* [What the exercise asks]
Write out each line from the data below that includes the word "محمد".

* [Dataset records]
____________

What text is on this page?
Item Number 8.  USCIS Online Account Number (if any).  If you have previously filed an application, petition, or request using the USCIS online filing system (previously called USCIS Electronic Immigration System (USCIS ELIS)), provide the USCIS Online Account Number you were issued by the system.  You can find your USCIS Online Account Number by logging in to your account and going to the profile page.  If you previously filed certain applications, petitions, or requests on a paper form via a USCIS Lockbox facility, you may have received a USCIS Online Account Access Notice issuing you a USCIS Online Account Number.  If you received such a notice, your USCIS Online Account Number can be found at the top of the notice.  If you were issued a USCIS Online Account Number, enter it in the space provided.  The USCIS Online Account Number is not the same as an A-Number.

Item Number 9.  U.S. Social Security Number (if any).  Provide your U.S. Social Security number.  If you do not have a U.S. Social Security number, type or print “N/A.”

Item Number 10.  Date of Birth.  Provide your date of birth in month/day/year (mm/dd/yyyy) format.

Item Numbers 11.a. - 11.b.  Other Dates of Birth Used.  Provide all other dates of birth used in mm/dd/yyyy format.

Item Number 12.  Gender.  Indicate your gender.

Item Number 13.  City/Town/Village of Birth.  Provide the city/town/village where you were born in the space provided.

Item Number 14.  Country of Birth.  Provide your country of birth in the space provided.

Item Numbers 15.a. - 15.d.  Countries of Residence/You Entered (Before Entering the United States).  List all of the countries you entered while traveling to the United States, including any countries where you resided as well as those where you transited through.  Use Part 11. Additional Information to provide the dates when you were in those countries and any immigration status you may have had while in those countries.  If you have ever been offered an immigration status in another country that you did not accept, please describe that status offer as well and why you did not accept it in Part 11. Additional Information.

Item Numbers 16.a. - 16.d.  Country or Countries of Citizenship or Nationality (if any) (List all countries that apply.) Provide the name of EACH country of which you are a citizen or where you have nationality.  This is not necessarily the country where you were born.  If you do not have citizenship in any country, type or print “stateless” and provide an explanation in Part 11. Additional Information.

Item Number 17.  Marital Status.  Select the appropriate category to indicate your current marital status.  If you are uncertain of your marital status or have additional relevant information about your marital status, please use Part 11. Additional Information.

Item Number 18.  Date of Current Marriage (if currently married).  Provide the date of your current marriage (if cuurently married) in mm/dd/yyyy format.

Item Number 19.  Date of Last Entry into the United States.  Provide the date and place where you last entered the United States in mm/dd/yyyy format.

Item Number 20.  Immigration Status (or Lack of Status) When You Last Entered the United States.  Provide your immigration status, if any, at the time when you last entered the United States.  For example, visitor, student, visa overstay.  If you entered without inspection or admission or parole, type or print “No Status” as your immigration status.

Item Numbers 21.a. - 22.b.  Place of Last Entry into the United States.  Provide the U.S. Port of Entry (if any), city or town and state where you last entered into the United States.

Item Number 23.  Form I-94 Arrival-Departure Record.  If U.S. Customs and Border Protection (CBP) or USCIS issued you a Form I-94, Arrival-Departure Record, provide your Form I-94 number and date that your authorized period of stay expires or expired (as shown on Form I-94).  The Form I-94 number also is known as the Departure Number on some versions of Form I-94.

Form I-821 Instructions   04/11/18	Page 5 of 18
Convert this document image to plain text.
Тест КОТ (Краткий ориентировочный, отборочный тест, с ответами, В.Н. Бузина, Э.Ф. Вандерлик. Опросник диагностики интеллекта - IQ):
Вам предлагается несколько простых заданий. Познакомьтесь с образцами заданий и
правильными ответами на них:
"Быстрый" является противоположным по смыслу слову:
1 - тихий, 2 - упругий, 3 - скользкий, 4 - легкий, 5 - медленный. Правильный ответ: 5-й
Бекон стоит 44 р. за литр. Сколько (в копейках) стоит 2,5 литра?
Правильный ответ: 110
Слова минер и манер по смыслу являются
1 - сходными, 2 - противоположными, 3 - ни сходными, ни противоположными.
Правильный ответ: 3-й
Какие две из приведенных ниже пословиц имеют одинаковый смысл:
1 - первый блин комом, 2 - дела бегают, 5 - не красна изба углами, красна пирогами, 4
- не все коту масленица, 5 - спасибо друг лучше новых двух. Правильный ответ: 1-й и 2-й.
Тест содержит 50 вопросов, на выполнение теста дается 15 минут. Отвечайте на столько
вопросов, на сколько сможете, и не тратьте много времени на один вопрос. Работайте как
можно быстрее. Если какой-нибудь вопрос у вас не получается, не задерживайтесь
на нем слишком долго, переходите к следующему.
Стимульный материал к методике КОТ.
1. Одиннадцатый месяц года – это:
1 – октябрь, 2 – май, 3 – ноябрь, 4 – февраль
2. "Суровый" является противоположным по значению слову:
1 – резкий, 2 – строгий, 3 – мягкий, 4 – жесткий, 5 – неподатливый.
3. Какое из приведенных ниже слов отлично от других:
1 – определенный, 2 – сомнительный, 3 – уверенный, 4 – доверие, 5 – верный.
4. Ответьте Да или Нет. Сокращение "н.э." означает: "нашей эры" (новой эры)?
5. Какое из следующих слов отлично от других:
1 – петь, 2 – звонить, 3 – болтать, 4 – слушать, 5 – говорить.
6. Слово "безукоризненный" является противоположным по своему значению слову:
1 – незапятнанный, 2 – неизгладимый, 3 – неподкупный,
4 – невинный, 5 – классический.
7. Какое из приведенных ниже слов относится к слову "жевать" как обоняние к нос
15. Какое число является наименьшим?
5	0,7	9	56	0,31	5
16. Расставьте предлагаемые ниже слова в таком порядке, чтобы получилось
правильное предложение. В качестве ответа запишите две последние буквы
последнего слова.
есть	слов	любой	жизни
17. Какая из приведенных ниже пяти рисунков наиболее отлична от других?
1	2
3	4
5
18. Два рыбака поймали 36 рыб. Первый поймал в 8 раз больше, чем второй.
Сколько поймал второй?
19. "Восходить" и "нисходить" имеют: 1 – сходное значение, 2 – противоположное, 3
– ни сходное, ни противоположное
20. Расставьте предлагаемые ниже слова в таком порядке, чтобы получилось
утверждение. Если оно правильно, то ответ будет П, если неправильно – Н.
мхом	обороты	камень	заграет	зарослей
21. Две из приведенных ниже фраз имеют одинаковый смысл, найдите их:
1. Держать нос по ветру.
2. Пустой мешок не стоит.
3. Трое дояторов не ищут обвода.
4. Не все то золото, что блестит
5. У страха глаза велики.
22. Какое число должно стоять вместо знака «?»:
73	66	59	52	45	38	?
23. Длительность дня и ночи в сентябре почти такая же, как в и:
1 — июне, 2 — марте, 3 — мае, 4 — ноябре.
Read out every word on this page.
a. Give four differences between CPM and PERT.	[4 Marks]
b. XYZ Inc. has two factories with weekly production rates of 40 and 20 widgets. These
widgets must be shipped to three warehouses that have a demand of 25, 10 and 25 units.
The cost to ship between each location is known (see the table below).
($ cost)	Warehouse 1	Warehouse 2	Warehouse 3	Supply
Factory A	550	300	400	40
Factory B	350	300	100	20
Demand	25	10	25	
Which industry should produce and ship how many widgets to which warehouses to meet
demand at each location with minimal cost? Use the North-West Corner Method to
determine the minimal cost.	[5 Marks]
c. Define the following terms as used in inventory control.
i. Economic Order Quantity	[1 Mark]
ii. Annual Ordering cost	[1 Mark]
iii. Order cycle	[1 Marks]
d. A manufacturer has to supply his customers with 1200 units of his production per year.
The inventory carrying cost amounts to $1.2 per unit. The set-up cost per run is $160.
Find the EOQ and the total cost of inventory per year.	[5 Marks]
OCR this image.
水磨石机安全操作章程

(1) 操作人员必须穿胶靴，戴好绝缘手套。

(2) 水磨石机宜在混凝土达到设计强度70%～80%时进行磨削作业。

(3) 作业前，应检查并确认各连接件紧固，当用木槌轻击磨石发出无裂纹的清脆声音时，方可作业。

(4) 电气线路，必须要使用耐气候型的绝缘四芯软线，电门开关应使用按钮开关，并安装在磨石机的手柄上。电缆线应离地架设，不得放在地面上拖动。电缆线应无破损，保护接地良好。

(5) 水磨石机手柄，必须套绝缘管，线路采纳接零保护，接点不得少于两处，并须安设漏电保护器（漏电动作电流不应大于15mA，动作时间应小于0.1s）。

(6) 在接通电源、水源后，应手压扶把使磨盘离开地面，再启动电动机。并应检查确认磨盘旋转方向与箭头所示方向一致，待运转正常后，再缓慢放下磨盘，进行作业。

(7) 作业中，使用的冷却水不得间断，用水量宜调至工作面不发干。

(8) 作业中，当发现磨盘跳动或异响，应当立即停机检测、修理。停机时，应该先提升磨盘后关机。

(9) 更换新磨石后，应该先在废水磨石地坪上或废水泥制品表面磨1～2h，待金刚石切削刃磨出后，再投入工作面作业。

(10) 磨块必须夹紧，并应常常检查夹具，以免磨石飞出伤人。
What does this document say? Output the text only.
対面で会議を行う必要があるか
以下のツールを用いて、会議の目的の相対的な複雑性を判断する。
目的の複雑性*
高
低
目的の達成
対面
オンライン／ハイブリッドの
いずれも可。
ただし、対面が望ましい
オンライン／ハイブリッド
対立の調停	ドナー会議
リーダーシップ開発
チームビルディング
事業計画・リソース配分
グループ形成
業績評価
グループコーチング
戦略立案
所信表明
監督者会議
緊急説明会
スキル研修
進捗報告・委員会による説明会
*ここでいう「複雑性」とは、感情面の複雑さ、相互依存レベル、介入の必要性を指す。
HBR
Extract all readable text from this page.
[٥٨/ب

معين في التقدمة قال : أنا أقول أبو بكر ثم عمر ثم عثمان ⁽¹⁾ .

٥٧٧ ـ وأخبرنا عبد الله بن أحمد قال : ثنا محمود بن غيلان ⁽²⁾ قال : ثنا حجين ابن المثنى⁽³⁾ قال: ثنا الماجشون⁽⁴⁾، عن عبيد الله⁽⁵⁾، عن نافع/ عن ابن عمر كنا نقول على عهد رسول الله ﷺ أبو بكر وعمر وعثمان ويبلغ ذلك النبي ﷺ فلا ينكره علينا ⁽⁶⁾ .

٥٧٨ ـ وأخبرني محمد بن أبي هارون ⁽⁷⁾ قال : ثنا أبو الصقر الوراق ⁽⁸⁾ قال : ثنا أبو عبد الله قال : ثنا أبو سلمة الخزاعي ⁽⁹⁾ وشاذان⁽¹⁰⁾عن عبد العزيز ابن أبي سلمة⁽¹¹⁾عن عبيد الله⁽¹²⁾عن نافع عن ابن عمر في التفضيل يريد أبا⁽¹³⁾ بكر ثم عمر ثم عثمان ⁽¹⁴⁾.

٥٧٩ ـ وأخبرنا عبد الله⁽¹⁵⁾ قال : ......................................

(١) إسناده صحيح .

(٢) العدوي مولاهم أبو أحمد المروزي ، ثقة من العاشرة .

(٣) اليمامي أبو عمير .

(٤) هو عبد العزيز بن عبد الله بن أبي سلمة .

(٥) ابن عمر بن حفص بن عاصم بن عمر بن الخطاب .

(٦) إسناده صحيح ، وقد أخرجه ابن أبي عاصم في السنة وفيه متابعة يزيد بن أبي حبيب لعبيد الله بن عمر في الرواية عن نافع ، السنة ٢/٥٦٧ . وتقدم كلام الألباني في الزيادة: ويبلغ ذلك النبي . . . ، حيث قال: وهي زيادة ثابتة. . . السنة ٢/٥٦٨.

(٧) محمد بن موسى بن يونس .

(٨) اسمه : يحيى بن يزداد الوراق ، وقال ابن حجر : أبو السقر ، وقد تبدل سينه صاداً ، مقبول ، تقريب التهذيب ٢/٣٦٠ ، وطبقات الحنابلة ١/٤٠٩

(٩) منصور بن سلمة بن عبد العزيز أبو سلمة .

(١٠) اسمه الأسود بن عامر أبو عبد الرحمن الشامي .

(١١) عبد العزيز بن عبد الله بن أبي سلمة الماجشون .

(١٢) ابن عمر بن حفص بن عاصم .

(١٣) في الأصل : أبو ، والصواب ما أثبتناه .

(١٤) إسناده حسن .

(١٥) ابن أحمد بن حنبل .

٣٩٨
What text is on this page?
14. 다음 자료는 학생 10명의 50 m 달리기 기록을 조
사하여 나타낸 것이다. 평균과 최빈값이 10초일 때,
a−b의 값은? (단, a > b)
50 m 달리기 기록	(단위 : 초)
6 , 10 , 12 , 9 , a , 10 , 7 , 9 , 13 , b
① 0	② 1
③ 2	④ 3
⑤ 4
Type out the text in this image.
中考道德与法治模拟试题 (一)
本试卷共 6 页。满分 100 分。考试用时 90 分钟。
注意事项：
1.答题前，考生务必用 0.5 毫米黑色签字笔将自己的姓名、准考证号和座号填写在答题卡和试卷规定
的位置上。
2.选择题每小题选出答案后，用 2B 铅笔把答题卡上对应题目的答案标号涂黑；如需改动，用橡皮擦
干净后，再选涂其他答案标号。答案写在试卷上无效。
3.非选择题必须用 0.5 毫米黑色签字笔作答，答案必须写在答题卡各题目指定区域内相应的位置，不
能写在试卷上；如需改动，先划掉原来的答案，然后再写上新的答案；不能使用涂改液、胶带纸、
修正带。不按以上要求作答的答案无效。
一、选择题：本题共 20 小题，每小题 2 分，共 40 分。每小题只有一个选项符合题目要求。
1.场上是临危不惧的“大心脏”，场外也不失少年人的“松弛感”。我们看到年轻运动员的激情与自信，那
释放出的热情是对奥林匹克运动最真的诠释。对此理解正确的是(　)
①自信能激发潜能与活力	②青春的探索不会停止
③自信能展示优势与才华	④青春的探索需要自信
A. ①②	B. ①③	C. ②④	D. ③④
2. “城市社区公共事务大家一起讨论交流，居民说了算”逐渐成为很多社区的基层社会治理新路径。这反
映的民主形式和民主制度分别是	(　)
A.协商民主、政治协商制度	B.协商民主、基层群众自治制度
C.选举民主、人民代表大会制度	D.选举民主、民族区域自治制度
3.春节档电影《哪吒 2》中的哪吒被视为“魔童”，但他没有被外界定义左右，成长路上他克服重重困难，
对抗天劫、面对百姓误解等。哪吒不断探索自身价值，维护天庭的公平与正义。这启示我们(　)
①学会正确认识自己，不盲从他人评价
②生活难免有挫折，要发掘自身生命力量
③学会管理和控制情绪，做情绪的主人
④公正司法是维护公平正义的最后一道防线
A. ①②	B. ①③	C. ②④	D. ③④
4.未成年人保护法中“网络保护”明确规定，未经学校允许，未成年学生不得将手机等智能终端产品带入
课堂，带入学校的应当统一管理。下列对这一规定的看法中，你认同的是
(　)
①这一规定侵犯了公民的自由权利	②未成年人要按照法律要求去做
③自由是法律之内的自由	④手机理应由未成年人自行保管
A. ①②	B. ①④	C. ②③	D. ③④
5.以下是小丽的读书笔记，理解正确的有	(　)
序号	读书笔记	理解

____________

* [Full answer]
٥٧٨ ـ وأخبرني محمد بن أبي هارون ⁽⁷⁾ قال : ثنا أبو الصقر الوراق ⁽⁸⁾ قال : ثنا أبو عبد الله قال : ثنا أبو سلمة الخزاعي ⁽⁹⁾ وشاذان⁽¹⁰⁾عن عبد العزيز ابن أبي سلمة⁽¹¹⁾عن عبيد الله⁽¹²⁾عن نافع عن ابن عمر في التفضيل يريد أبا⁽¹³⁾ بكر ثم عمر ثم عثمان ⁽¹⁴⁾.
(٧) محمد بن موسى بن يونس .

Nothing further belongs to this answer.